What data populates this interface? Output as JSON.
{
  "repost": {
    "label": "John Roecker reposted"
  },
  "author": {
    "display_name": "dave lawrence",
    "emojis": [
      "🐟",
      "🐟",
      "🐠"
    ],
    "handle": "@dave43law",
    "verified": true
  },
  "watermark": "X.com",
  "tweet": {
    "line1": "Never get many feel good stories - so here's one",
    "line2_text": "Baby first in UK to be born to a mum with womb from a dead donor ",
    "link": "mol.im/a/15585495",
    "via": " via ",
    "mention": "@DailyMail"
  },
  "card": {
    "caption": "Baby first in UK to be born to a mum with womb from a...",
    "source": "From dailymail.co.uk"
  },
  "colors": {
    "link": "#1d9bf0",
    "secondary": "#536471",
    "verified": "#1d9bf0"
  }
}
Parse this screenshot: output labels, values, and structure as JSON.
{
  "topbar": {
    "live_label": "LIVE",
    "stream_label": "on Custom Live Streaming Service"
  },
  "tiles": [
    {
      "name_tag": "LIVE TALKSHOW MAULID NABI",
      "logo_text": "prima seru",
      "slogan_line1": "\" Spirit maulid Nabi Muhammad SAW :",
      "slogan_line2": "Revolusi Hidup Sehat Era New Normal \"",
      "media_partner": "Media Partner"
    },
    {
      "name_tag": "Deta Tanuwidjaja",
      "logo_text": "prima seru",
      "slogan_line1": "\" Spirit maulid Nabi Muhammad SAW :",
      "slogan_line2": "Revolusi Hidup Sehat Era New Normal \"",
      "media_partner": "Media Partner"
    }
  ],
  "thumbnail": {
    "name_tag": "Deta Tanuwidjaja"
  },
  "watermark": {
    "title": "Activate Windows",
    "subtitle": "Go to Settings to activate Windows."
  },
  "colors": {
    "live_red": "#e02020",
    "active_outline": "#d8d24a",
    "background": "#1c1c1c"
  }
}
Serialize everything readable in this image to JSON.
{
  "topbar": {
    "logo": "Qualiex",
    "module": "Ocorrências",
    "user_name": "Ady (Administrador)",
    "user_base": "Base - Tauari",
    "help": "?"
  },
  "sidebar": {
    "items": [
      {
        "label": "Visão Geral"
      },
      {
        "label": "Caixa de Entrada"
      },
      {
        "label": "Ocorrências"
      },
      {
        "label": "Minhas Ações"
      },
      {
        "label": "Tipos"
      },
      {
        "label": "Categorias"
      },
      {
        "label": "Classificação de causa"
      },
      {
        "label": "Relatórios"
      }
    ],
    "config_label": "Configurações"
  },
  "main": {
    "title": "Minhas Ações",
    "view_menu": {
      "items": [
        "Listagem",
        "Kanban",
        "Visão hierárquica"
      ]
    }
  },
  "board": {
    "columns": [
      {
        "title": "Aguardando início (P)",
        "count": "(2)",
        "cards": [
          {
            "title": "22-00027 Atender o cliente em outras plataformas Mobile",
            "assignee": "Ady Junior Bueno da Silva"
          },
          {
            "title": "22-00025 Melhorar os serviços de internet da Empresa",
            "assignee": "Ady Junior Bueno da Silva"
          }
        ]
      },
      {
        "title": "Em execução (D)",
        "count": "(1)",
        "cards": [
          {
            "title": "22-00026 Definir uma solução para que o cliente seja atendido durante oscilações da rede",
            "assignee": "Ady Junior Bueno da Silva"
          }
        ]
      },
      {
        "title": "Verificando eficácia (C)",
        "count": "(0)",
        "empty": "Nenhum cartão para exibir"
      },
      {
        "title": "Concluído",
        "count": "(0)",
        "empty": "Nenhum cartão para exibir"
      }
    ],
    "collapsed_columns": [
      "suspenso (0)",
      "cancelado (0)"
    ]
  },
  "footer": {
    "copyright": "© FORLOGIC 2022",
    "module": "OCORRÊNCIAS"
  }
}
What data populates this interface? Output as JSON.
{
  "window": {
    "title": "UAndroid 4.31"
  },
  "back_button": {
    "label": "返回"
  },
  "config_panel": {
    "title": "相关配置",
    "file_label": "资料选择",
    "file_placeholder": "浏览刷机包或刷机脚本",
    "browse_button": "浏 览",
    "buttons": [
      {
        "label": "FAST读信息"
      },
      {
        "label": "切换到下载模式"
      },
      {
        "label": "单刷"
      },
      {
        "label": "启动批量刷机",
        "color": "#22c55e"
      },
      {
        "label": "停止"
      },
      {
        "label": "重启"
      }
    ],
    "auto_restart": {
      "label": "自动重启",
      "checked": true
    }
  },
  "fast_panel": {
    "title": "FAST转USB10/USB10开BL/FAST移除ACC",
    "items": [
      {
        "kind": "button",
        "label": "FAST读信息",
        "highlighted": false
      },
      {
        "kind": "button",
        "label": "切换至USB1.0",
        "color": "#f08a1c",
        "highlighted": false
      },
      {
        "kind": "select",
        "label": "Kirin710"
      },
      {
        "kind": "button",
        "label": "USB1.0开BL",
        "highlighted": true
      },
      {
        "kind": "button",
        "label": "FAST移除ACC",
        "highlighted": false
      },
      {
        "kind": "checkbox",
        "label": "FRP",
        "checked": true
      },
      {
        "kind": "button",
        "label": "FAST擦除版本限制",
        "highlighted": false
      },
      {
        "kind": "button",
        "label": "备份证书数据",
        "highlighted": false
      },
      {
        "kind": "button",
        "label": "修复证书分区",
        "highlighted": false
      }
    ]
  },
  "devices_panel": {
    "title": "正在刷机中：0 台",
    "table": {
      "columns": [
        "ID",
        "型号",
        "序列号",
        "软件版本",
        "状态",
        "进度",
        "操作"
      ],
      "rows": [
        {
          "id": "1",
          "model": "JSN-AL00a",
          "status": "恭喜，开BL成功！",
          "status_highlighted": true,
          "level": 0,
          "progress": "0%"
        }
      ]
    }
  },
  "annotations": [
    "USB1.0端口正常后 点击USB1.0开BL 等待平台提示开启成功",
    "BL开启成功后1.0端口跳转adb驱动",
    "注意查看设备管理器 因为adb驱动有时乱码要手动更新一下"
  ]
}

+ + +

| Aim |
From the records above, please extract every line and repeat it exactly.

| Full answer |
What data populates this interface? Output as JSON.
{
  "repost": {
    "label": "John Roecker reposted"
  },
  "author": {
    "display_name": "dave lawrence",
    "emojis": [
      "🐟",
      "🐟",
      "🐠"
    ],
    "handle": "@dave43law",
    "verified": true
  },
  "watermark": "X.com",
  "tweet": {
    "line1": "Never get many feel good stories - so here's one",
    "line2_text": "Baby first in UK to be born to a mum with womb from a dead donor ",
    "link": "mol.im/a/15585495",
    "via": " via ",
    "mention": "@DailyMail"
  },
  "card": {
    "caption": "Baby first in UK to be born to a mum with womb from a...",
    "source": "From dailymail.co.uk"
  },
  "colors": {
    "link": "#1d9bf0",
    "secondary": "#536471",
    "verified": "#1d9bf0"
  }
}
Parse this screenshot: output labels, values, and structure as JSON.
{
  "topbar": {
    "live_label": "LIVE",
    "stream_label": "on Custom Live Streaming Service"
  },
  "tiles": [
    {
      "name_tag": "LIVE TALKSHOW MAULID NABI",
      "logo_text": "prima seru",
      "slogan_line1": "\" Spirit maulid Nabi Muhammad SAW :",
      "slogan_line2": "Revolusi Hidup Sehat Era New Normal \"",
      "media_partner": "Media Partner"
    },
    {
      "name_tag": "Deta Tanuwidjaja",
      "logo_text": "prima seru",
      "slogan_line1": "\" Spirit maulid Nabi Muhammad SAW :",
      "slogan_line2": "Revolusi Hidup Sehat Era New Normal \"",
      "media_partner": "Media Partner"
    }
  ],
  "thumbnail": {
    "name_tag": "Deta Tanuwidjaja"
  },
  "watermark": {
    "title": "Activate Windows",
    "subtitle": "Go to Settings to activate Windows."
  },
  "colors": {
    "live_red": "#e02020",
    "active_outline": "#d8d24a",
    "background": "#1c1c1c"
  }
}
Serialize everything readable in this image to JSON.
{
  "topbar": {
    "logo": "Qualiex",
    "module": "Ocorrências",
    "user_name": "Ady (Administrador)",
    "user_base": "Base - Tauari",
    "help": "?"
  },
  "sidebar": {
    "items": [
      {
        "label": "Visão Geral"
      },
      {
        "label": "Caixa de Entrada"
      },
      {
        "label": "Ocorrências"
      },
      {
        "label": "Minhas Ações"
      },
      {
        "label": "Tipos"
      },
      {
        "label": "Categorias"
      },
      {
        "label": "Classificação de causa"
      },
      {
        "label": "Relatórios"
      }
    ],
    "config_label": "Configurações"
  },
  "main": {
    "title": "Minhas Ações",
    "view_menu": {
      "items": [
        "Listagem",
        "Kanban",
        "Visão hierárquica"
      ]
    }
  },
  "board": {
    "columns": [
      {
        "title": "Aguardando início (P)",
        "count": "(2)",
        "cards": [
          {
            "title": "22-00027 Atender o cliente em outras plataformas Mobile",
            "assignee": "Ady Junior Bueno da Silva"
          },
          {
            "title": "22-00025 Melhorar os serviços de internet da Empresa",
            "assignee": "Ady Junior Bueno da Silva"
          }
        ]
      },
      {
        "title": "Em execução (D)",
        "count": "(1)",
        "cards": [
          {
            "title": "22-00026 Definir uma solução para que o cliente seja atendido durante oscilações da rede",
            "assignee": "Ady Junior Bueno da Silva"
          }
        ]
      },
      {
        "title": "Verificando eficácia (C)",
        "count": "(0)",
        "empty": "Nenhum cartão para exibir"
      },
      {
        "title": "Concluído",
        "count": "(0)",
        "empty": "Nenhum cartão para exibir"
      }
    ],
    "collapsed_columns": [
      "suspenso (0)",
      "cancelado (0)"
    ]
  },
  "footer": {
    "copyright": "© FORLOGIC 2022",
    "module": "OCORRÊNCIAS"
  }
}
What data populates this interface? Output as JSON.
{
  "window": {
    "title": "UAndroid 4.31"
  },
  "back_button": {
    "label": "返回"
  },
  "config_panel": {
    "title": "相关配置",
    "file_label": "资料选择",
    "file_placeholder": "浏览刷机包或刷机脚本",
    "browse_button": "浏 览",
    "buttons": [
      {
        "label": "FAST读信息"
      },
      {
        "label": "切换到下载模式"
      },
      {
        "label": "单刷"
      },
      {
        "label": "启动批量刷机",
        "color": "#22c55e"
      },
      {
        "label": "停止"
      },
      {
        "label": "重启"
      }
    ],
    "auto_restart": {
      "label": "自动重启",
      "checked": true
    }
  },
  "fast_panel": {
    "title": "FAST转USB10/USB10开BL/FAST移除ACC",
    "items": [
      {
        "kind": "button",
        "label": "FAST读信息",
        "highlighted": false
      },
      {
        "kind": "button",
        "label": "切换至USB1.0",
        "color": "#f08a1c",
        "highlighted": false
      },
      {
        "kind": "select",
        "label": "Kirin710"
      },
      {
        "kind": "button",
        "label": "USB1.0开BL",
        "highlighted": true
      },
      {
        "kind": "button",
        "label": "FAST移除ACC",
        "highlighted": false
      },
      {
        "kind": "checkbox",
        "label": "FRP",
        "checked": true
      },
      {
        "kind": "button",
        "label": "FAST擦除版本限制",
        "highlighted": false
      },
      {
        "kind": "button",
        "label": "备份证书数据",
        "highlighted": false
      },
      {
        "kind": "button",
        "label": "修复证书分区",
        "highlighted": false
      }
    ]
  },
  "devices_panel": {
    "title": "正在刷机中：0 台",
    "table": {
      "columns": [
        "ID",
        "型号",
        "序列号",
        "软件版本",
        "状态",
        "进度",
        "操作"
      ],
      "rows": [
        {
          "id": "1",
          "model": "JSN-AL00a",
          "status": "恭喜，开BL成功！",
          "status_highlighted": true,
          "level": 0,
          "progress": "0%"
        }
      ]
    }
  },
  "annotations": [
    "USB1.0端口正常后 点击USB1.0开BL 等待平台提示开启成功",
    "BL开启成功后1.0端口跳转adb驱动",
    "注意查看设备管理器 因为adb驱动有时乱码要手动更新一下"
  ]
}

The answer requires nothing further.